# [WHAT YOU WILL DO]
Transcribe the records that follow, preserving every word.

Records from a data source:

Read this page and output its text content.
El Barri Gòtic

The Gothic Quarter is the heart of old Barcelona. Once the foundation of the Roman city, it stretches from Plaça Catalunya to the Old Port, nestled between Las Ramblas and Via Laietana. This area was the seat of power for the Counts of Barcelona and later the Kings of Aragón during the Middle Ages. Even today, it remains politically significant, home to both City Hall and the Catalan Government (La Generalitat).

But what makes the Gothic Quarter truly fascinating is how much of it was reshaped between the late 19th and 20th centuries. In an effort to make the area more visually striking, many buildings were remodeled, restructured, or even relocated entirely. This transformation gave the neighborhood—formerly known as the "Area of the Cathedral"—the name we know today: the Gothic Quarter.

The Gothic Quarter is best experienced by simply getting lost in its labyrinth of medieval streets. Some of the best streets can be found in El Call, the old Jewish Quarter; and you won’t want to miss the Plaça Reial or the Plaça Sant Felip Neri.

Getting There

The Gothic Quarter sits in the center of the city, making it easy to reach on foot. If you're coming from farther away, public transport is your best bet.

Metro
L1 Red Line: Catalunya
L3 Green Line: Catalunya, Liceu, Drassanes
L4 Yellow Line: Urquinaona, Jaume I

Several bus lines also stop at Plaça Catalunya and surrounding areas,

# [THE ANSWER]
Read this page and output its text content.
El Barri Gòtic

The Gothic Quarter is the heart of old Barcelona. Once the foundation of the Roman city, it stretches from Plaça Catalunya to the Old Port, nestled between Las Ramblas and Via Laietana. This area was the seat of power for the Counts of Barcelona and later the Kings of Aragón during the Middle Ages. Even today, it remains politically significant, home to both City Hall and the Catalan Government (La Generalitat).

But what makes the Gothic Quarter truly fascinating is how much of it was reshaped between the late 19th and 20th centuries. In an effort to make the area more visually striking, many buildings were remodeled, restructured, or even relocated entirely. This transformation gave the neighborhood—formerly known as the "Area of the Cathedral"—the name we know today: the Gothic Quarter.

The Gothic Quarter is best experienced by simply getting lost in its labyrinth of medieval streets. Some of the best streets can be found in El Call, the old Jewish Quarter; and you won’t want to miss the Plaça Reial or the Plaça Sant Felip Neri.

Getting There

The Gothic Quarter sits in the center of the city, making it easy to reach on foot. If you're coming from farther away, public transport is your best bet.

Metro
L1 Red Line: Catalunya
L3 Green Line: Catalunya, Liceu, Drassanes
L4 Yellow Line: Urquinaona, Jaume I

Several bus lines also stop at Plaça Catalunya and surrounding areas,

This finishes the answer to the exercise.